-- START DATA ROWS --
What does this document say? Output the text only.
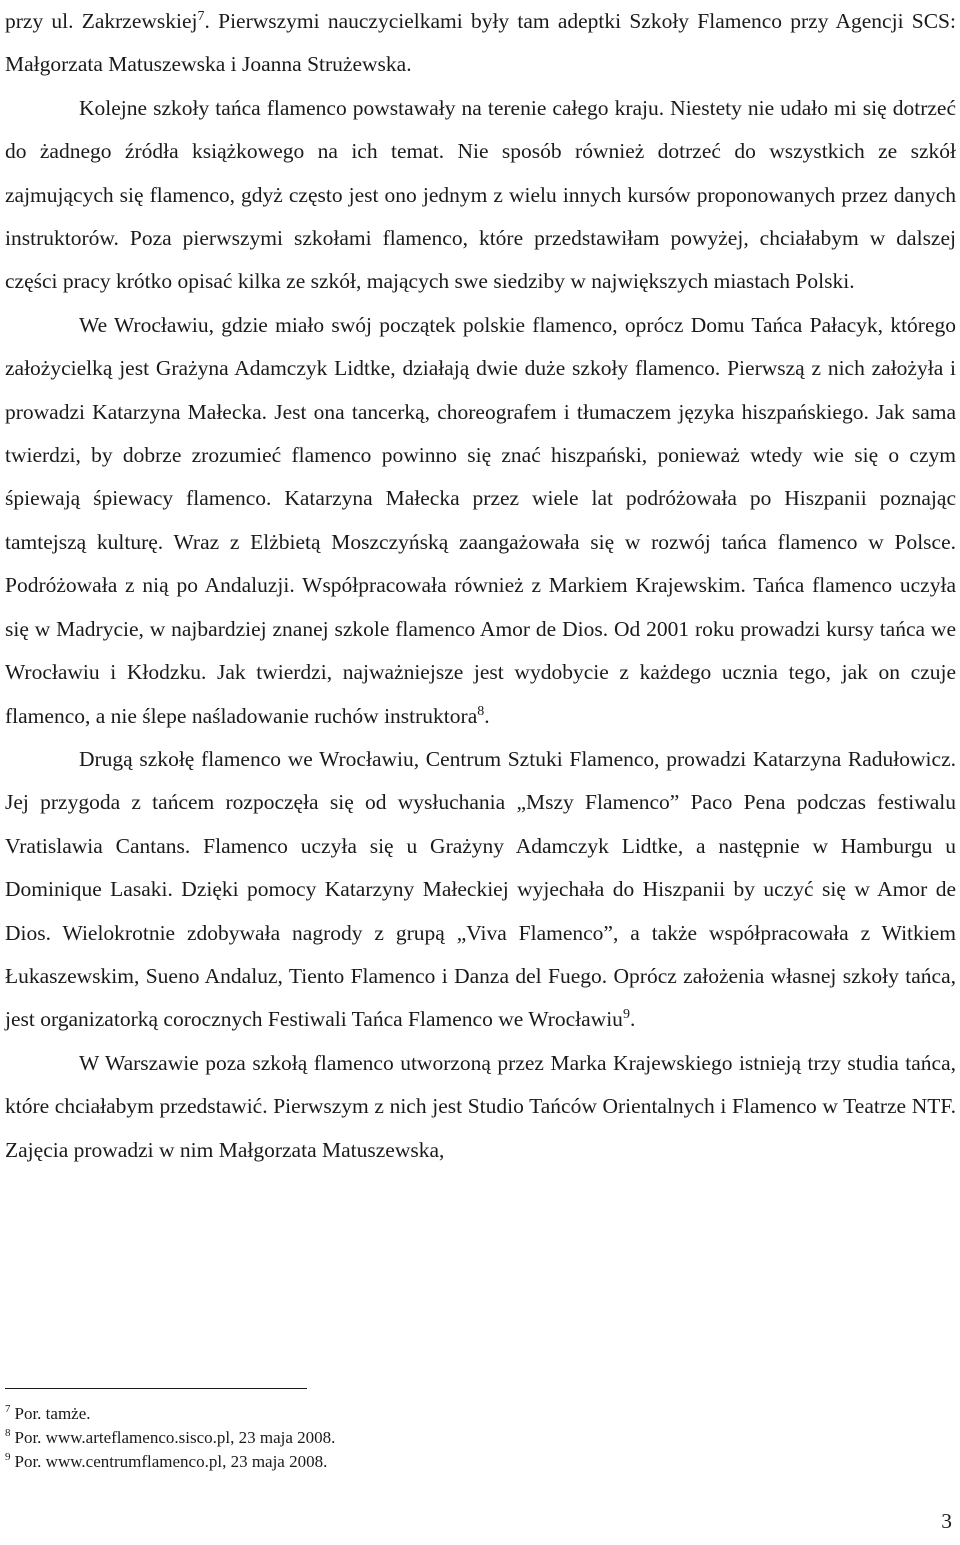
przy ul. Zakrzewskiej$^7$. Pierwszymi nauczycielkami były tam adeptki Szkoły Flamenco przy Agencji SCS: Małgorzata Matuszewska i Joanna Strużewska.

Kolejne szkoły tańca flamenco powstawały na terenie całego kraju. Niestety nie udało mi się dotrzeć do żadnego źródła książkowego na ich temat. Nie sposób również dotrzeć do wszystkich ze szkół zajmujących się flamenco, gdyż często jest ono jednym z wielu innych kursów proponowanych przez danych instruktorów. Poza pierwszymi szkołami flamenco, które przedstawiłam powyżej, chciałabym w dalszej części pracy krótko opisać kilka ze szkół, mających swe siedziby w największych miastach Polski.

We Wrocławiu, gdzie miało swój początek polskie flamenco, oprócz Domu Tańca Pałacyk, którego założycielką jest Grażyna Adamczyk Lidtke, działają dwie duże szkoły flamenco. Pierwszą z nich założyła i prowadzi Katarzyna Małecka. Jest ona tancerką, choreografem i tłumaczem języka hiszpańskiego. Jak sama twierdzi, by dobrze zrozumieć flamenco powinno się znać hiszpański, ponieważ wtedy wie się o czym śpiewają śpiewacy flamenco. Katarzyna Małecka przez wiele lat podróżowała po Hiszpanii poznając tamtejszą kulturę. Wraz z Elżbietą Moszczyńską zaangażowała się w rozwój tańca flamenco w Polsce. Podróżowała z nią po Andaluzji. Współpracowała również z Markiem Krajewskim. Tańca flamenco uczyła się w Madrycie, w najbardziej znanej szkole flamenco Amor de Dios. Od 2001 roku prowadzi kursy tańca we Wrocławiu i Kłodzku. Jak twierdzi, najważniejsze jest wydobycie z każdego ucznia tego, jak on czuje flamenco, a nie ślepe naśladowanie ruchów instruktora$^8$.

Drugą szkołę flamenco we Wrocławiu, Centrum Sztuki Flamenco, prowadzi Katarzyna Radułowicz. Jej przygoda z tańcem rozpoczęła się od wysłuchania „Mszy Flamenco” Paco Pena podczas festiwalu Vratislawia Cantans. Flamenco uczyła się u Grażyny Adamczyk Lidtke, a następnie w Hamburgu u Dominique Lasaki. Dzięki pomocy Katarzyny Małeckiej wyjechała do Hiszpanii by uczyć się w Amor de Dios. Wielokrotnie zdobywała nagrody z grupą „Viva Flamenco”, a także współpracowała z Witkiem Łukaszewskim, Sueno Andaluz, Tiento Flamenco i Danza del Fuego. Oprócz założenia własnej szkoły tańca, jest organizatorką corocznych Festiwali Tańca Flamenco we Wrocławiu$^9$.

W Warszawie poza szkołą flamenco utworzoną przez Marka Krajewskiego istnieją trzy studia tańca, które chciałabym przedstawić. Pierwszym z nich jest Studio Tańców Orientalnych i Flamenco w Teatrze NTF. Zajęcia prowadzi w nim Małgorzata Matuszewska,

$^7$ Por. tamże.

$^8$ Por. www.arteflamenco.sisco.pl, 23 maja 2008.

$^9$ Por. www.centrumflamenco.pl, 23 maja 2008.

3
-- END DATA ROWS --
EXERCISE AIM: Omit the pictures and restate the rest of the records verbatim.

WRITTEN RESPONSE:
What does this document say? Output the text only.
przy ul. Zakrzewskiej$^7$. Pierwszymi nauczycielkami były tam adeptki Szkoły Flamenco przy Agencji SCS: Małgorzata Matuszewska i Joanna Strużewska.

Kolejne szkoły tańca flamenco powstawały na terenie całego kraju. Niestety nie udało mi się dotrzeć do żadnego źródła książkowego na ich temat. Nie sposób również dotrzeć do wszystkich ze szkół zajmujących się flamenco, gdyż często jest ono jednym z wielu innych kursów proponowanych przez danych instruktorów. Poza pierwszymi szkołami flamenco, które przedstawiłam powyżej, chciałabym w dalszej części pracy krótko opisać kilka ze szkół, mających swe siedziby w największych miastach Polski.

We Wrocławiu, gdzie miało swój początek polskie flamenco, oprócz Domu Tańca Pałacyk, którego założycielką jest Grażyna Adamczyk Lidtke, działają dwie duże szkoły flamenco. Pierwszą z nich założyła i prowadzi Katarzyna Małecka. Jest ona tancerką, choreografem i tłumaczem języka hiszpańskiego. Jak sama twierdzi, by dobrze zrozumieć flamenco powinno się znać hiszpański, ponieważ wtedy wie się o czym śpiewają śpiewacy flamenco. Katarzyna Małecka przez wiele lat podróżowała po Hiszpanii poznając tamtejszą kulturę. Wraz z Elżbietą Moszczyńską zaangażowała się w rozwój tańca flamenco w Polsce. Podróżowała z nią po Andaluzji. Współpracowała również z Markiem Krajewskim. Tańca flamenco uczyła się w Madrycie, w najbardziej znanej szkole flamenco Amor de Dios. Od 2001 roku prowadzi kursy tańca we Wrocławiu i Kłodzku. Jak twierdzi, najważniejsze jest wydobycie z każdego ucznia tego, jak on czuje flamenco, a nie ślepe naśladowanie ruchów instruktora$^8$.

Drugą szkołę flamenco we Wrocławiu, Centrum Sztuki Flamenco, prowadzi Katarzyna Radułowicz. Jej przygoda z tańcem rozpoczęła się od wysłuchania „Mszy Flamenco” Paco Pena podczas festiwalu Vratislawia Cantans. Flamenco uczyła się u Grażyny Adamczyk Lidtke, a następnie w Hamburgu u Dominique Lasaki. Dzięki pomocy Katarzyny Małeckiej wyjechała do Hiszpanii by uczyć się w Amor de Dios. Wielokrotnie zdobywała nagrody z grupą „Viva Flamenco”, a także współpracowała z Witkiem Łukaszewskim, Sueno Andaluz, Tiento Flamenco i Danza del Fuego. Oprócz założenia własnej szkoły tańca, jest organizatorką corocznych Festiwali Tańca Flamenco we Wrocławiu$^9$.

W Warszawie poza szkołą flamenco utworzoną przez Marka Krajewskiego istnieją trzy studia tańca, które chciałabym przedstawić. Pierwszym z nich jest Studio Tańców Orientalnych i Flamenco w Teatrze NTF. Zajęcia prowadzi w nim Małgorzata Matuszewska,

$^7$ Por. tamże.

$^8$ Por. www.arteflamenco.sisco.pl, 23 maja 2008.

$^9$ Por. www.centrumflamenco.pl, 23 maja 2008.

3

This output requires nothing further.